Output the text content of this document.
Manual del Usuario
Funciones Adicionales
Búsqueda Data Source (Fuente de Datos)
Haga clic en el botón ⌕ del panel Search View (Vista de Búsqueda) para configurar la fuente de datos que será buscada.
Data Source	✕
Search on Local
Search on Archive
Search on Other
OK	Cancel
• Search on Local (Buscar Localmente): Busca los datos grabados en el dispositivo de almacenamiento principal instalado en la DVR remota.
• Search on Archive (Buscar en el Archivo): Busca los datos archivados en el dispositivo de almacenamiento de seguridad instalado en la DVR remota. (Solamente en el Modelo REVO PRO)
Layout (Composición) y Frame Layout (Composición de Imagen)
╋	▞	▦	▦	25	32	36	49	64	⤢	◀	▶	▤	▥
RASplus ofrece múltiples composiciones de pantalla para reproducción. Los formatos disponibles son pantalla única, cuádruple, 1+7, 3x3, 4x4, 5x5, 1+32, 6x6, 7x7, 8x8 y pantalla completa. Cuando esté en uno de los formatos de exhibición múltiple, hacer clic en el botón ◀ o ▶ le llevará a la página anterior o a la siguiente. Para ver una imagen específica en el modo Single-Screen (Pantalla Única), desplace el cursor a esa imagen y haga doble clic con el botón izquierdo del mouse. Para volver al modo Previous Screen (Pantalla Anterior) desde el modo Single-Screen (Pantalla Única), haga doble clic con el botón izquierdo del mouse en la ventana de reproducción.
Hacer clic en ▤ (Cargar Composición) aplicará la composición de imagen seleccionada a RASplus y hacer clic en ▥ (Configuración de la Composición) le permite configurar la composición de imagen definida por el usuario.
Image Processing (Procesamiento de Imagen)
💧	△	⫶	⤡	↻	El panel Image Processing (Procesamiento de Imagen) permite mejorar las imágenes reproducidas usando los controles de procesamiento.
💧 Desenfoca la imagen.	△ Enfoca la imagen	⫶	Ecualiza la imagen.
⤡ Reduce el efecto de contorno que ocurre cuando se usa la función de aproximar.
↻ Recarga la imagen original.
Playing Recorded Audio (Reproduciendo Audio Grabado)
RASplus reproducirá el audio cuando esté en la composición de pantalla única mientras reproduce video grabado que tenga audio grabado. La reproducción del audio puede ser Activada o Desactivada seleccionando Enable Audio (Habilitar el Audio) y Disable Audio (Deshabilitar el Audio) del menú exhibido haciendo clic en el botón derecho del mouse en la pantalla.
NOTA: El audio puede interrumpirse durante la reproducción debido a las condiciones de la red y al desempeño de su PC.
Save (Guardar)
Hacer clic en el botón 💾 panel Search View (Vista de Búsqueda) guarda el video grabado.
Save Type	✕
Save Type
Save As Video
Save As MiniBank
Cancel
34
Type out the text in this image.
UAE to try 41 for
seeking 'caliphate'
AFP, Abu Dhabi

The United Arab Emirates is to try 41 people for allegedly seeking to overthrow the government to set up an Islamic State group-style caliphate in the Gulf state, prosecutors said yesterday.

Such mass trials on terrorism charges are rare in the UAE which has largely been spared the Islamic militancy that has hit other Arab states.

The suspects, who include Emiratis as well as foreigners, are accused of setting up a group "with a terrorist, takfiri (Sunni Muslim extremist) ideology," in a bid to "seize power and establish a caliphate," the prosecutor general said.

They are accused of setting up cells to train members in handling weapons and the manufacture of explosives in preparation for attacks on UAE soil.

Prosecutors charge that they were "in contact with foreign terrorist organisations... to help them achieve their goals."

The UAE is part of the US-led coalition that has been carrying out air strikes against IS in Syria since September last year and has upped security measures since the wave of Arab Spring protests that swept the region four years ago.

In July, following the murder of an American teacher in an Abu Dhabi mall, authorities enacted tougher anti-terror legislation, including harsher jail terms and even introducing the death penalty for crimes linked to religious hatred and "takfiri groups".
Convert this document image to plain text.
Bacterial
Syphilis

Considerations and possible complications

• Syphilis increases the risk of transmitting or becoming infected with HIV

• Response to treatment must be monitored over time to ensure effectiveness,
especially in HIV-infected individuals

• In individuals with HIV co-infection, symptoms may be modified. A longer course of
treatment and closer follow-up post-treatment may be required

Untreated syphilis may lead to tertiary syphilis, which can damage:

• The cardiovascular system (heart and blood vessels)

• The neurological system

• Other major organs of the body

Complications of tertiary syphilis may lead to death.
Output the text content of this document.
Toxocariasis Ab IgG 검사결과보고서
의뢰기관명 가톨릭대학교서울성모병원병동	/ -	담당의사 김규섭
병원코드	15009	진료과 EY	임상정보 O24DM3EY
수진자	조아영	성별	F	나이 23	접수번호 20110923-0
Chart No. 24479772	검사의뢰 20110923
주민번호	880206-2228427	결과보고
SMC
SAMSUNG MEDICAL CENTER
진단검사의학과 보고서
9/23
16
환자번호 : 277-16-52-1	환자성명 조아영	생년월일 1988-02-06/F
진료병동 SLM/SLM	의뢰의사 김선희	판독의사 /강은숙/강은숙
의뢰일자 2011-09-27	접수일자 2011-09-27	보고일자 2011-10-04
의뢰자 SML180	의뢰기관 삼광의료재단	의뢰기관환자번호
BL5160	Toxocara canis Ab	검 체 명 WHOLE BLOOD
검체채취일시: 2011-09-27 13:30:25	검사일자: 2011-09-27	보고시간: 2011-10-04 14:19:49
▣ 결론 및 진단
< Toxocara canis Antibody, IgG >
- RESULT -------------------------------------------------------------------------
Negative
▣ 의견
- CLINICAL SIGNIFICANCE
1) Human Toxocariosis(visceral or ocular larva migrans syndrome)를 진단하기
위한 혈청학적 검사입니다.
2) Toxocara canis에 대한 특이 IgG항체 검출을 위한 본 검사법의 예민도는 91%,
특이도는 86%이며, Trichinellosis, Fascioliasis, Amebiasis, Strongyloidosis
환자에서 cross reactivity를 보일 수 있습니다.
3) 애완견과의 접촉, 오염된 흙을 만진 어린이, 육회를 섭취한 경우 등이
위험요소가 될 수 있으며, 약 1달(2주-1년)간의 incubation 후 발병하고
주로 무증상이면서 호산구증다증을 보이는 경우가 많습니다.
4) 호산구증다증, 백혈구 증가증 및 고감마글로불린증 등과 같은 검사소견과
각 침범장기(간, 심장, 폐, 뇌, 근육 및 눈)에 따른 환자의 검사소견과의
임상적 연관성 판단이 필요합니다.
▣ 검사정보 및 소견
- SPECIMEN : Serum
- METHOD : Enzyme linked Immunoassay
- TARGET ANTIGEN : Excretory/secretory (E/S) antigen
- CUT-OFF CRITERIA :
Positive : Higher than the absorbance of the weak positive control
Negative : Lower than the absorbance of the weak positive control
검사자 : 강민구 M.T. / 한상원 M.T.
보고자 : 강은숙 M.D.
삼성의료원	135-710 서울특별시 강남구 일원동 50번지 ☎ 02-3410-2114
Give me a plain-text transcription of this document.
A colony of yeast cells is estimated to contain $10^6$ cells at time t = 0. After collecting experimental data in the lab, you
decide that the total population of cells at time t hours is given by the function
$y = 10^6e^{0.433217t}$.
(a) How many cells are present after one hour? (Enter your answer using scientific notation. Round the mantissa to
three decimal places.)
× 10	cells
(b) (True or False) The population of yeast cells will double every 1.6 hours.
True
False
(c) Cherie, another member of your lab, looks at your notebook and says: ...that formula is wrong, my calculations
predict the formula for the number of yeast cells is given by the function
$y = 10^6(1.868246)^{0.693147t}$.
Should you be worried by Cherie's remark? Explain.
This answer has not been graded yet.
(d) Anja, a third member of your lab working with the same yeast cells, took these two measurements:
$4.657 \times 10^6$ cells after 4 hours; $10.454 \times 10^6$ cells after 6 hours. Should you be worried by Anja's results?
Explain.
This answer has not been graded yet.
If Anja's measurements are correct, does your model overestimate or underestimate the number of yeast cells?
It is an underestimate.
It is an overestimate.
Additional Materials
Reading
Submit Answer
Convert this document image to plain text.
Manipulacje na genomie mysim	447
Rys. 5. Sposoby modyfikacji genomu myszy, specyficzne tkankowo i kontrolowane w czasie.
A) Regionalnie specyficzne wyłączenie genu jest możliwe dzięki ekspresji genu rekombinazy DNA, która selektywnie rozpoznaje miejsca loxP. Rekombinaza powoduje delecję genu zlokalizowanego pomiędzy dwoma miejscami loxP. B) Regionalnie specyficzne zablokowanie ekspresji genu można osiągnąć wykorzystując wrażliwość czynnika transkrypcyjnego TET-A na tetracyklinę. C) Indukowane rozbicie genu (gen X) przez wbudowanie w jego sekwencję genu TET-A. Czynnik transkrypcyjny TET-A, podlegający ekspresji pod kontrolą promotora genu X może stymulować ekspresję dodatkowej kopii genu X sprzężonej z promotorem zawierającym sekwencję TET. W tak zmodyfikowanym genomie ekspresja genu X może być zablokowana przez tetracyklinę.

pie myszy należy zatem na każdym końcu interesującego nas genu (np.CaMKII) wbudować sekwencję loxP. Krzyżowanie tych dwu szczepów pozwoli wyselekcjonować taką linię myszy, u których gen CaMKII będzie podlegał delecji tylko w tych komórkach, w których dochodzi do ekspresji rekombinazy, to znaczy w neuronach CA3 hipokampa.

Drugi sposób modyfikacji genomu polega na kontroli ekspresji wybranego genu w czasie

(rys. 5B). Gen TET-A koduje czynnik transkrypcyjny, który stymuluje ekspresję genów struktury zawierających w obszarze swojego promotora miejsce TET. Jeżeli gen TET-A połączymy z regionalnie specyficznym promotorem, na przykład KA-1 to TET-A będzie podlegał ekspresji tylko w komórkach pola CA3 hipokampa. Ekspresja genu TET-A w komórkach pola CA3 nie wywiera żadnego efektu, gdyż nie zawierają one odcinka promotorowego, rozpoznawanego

**Requirement**.
For the string "configurar", work out how many lines of the entries contain it and reply with that number alone.

**Answer**.
2